-- Directions for this task --
Answer with one number: how many lines have "Valle".

-- Task input --

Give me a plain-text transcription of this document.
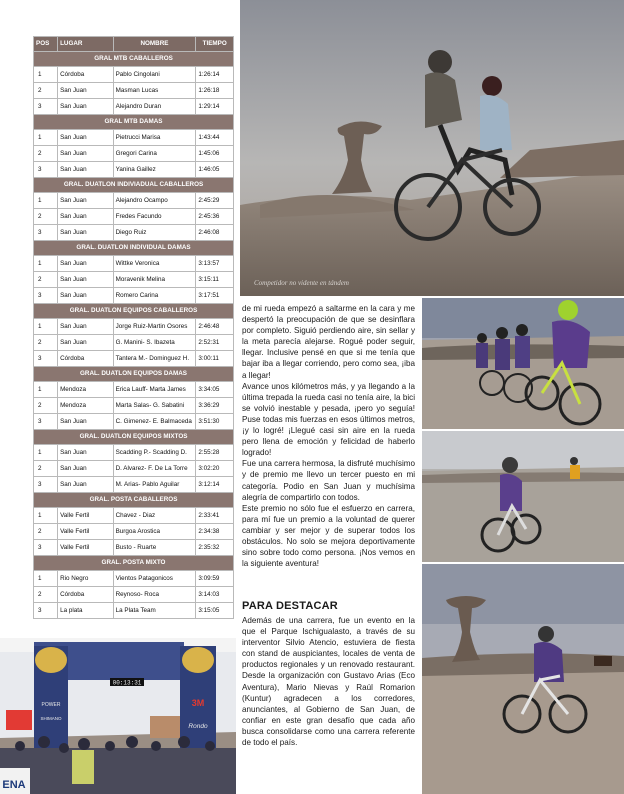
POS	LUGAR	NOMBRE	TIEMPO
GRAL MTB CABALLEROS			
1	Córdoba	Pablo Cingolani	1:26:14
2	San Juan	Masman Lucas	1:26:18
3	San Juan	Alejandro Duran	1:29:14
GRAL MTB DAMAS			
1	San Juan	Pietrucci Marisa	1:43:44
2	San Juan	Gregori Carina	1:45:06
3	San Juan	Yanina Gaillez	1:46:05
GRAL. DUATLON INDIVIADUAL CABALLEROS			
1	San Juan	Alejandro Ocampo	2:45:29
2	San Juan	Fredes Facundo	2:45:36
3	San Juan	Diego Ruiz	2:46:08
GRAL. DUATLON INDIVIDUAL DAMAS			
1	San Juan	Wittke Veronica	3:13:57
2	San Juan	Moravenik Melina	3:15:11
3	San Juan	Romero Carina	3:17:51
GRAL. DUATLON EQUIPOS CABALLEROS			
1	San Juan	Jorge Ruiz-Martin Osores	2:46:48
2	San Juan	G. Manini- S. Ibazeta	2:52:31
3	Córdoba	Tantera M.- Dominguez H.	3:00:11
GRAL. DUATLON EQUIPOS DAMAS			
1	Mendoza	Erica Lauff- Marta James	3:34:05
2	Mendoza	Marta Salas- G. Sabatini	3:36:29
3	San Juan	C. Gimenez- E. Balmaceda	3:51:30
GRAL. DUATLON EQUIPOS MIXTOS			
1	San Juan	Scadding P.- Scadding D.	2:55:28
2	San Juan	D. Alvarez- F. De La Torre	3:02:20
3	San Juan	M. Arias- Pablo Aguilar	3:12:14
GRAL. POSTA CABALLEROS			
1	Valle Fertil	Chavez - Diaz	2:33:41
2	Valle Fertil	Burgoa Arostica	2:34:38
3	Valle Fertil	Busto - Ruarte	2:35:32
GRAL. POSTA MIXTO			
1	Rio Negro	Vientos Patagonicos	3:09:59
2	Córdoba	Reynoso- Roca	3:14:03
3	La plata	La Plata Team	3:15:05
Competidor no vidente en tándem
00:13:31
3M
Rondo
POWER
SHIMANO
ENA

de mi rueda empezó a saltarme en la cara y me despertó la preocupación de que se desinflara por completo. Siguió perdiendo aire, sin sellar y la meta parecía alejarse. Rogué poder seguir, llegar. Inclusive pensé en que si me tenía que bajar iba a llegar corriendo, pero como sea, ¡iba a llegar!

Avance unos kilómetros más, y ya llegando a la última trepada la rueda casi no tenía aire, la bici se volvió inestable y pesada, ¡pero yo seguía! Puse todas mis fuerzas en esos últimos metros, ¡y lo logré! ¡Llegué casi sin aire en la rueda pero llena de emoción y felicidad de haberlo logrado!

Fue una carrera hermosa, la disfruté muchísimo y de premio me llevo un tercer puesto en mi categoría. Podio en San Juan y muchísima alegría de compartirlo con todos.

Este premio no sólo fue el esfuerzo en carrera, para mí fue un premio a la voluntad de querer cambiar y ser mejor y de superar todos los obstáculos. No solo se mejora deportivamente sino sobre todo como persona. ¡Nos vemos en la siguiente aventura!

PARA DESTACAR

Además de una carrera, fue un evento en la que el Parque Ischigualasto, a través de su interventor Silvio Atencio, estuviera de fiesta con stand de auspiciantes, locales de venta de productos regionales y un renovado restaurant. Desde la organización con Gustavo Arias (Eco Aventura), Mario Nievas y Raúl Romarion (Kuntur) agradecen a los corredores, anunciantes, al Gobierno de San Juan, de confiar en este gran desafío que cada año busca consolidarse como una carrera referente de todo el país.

==

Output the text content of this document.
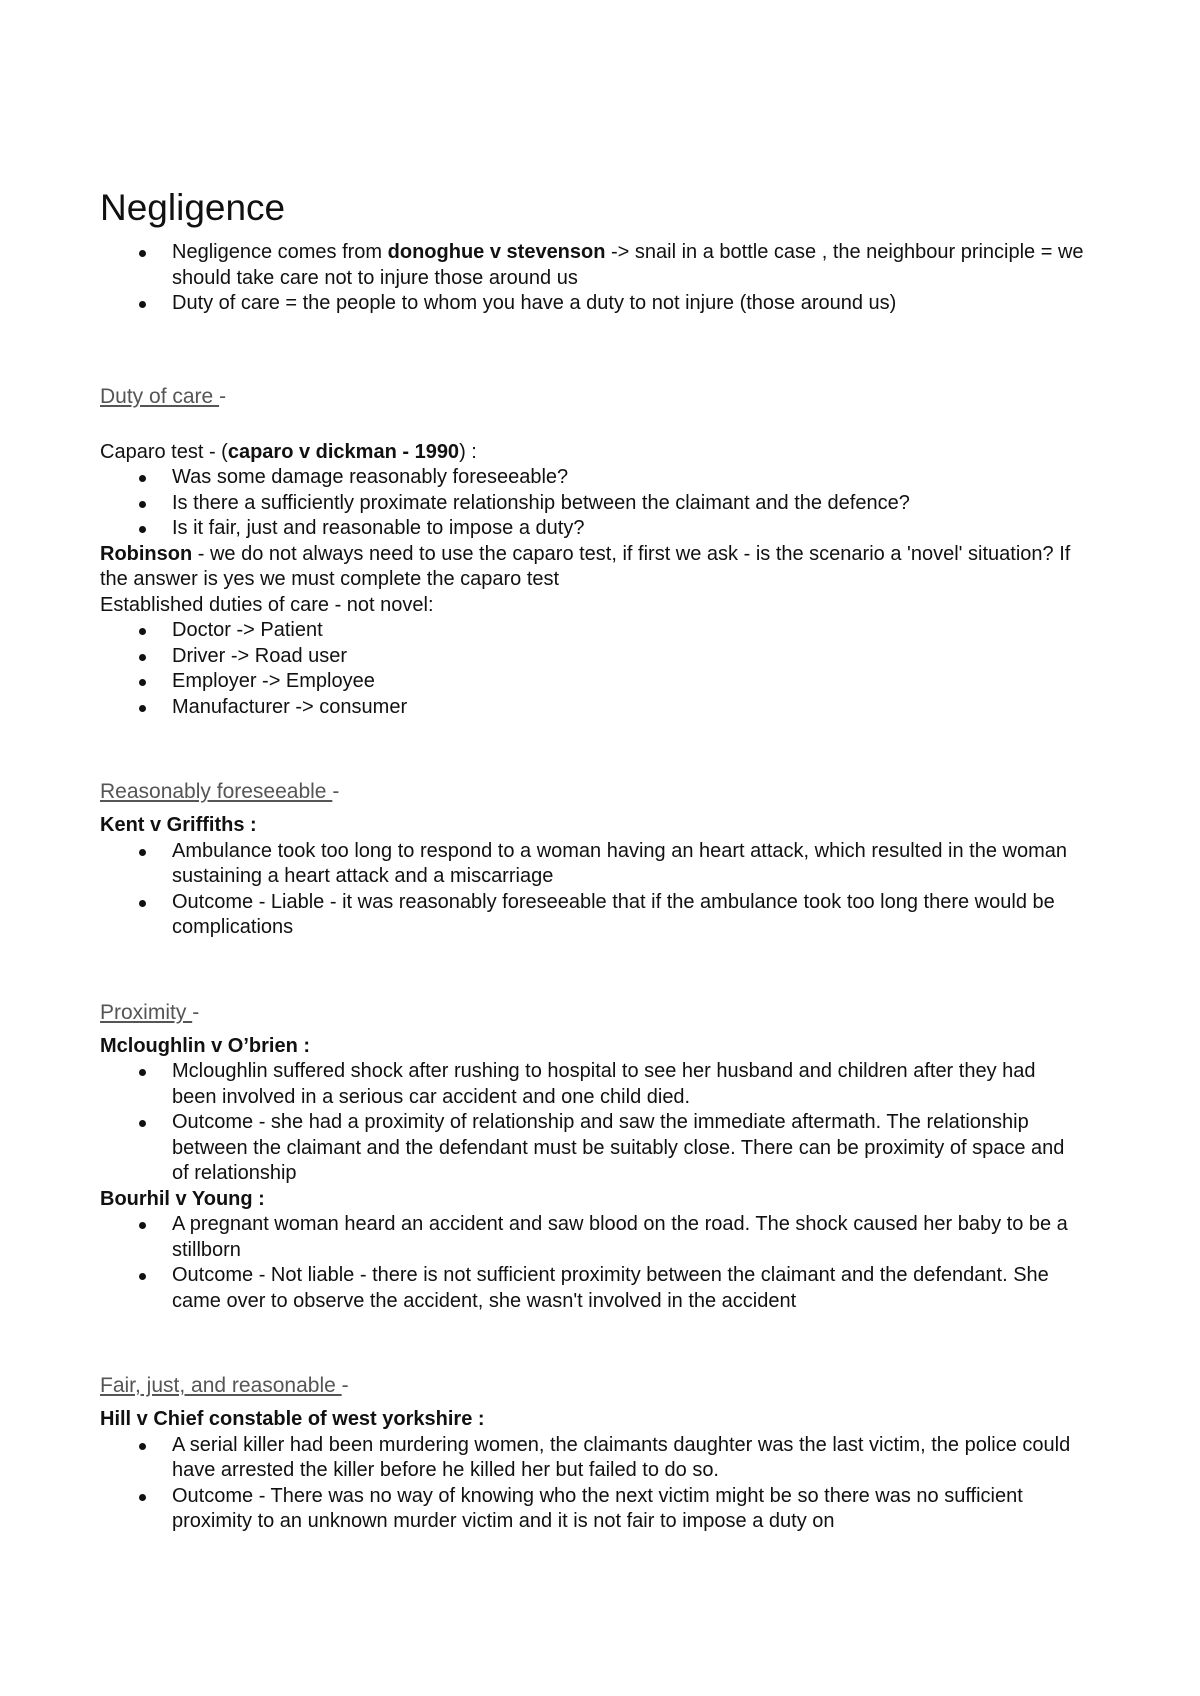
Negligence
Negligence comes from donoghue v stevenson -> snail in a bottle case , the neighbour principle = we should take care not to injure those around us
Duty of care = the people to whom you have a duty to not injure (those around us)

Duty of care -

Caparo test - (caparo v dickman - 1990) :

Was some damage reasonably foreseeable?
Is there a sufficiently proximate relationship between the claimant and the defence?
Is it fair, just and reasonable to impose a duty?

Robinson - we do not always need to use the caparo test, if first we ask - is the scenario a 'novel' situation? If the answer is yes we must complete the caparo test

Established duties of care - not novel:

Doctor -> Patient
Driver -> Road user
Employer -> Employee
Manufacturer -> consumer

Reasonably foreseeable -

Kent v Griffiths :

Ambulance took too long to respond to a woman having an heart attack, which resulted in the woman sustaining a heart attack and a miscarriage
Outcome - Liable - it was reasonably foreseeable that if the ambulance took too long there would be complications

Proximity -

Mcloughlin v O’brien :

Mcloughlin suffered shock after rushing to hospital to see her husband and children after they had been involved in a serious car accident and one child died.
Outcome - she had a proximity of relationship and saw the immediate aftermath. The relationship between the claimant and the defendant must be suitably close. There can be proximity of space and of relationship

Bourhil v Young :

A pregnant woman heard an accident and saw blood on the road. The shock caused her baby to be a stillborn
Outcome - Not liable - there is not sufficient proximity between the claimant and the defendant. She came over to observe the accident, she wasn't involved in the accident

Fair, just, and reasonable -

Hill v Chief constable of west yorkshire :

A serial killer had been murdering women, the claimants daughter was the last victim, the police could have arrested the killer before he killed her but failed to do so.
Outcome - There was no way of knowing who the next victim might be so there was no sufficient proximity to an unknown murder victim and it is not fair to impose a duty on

* * *

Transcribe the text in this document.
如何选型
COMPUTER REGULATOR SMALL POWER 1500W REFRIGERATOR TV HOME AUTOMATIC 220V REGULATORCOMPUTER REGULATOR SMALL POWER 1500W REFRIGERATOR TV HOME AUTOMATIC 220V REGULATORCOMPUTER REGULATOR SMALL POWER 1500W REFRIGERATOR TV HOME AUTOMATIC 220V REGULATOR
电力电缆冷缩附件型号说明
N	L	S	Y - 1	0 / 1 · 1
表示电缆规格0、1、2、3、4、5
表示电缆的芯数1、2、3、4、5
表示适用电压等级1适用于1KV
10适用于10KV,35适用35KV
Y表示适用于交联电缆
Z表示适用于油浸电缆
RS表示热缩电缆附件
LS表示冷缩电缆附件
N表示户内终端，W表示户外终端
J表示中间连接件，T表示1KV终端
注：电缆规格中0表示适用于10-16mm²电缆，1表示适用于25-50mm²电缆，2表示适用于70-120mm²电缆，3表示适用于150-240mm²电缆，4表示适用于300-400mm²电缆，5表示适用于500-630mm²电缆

-- Final result --
3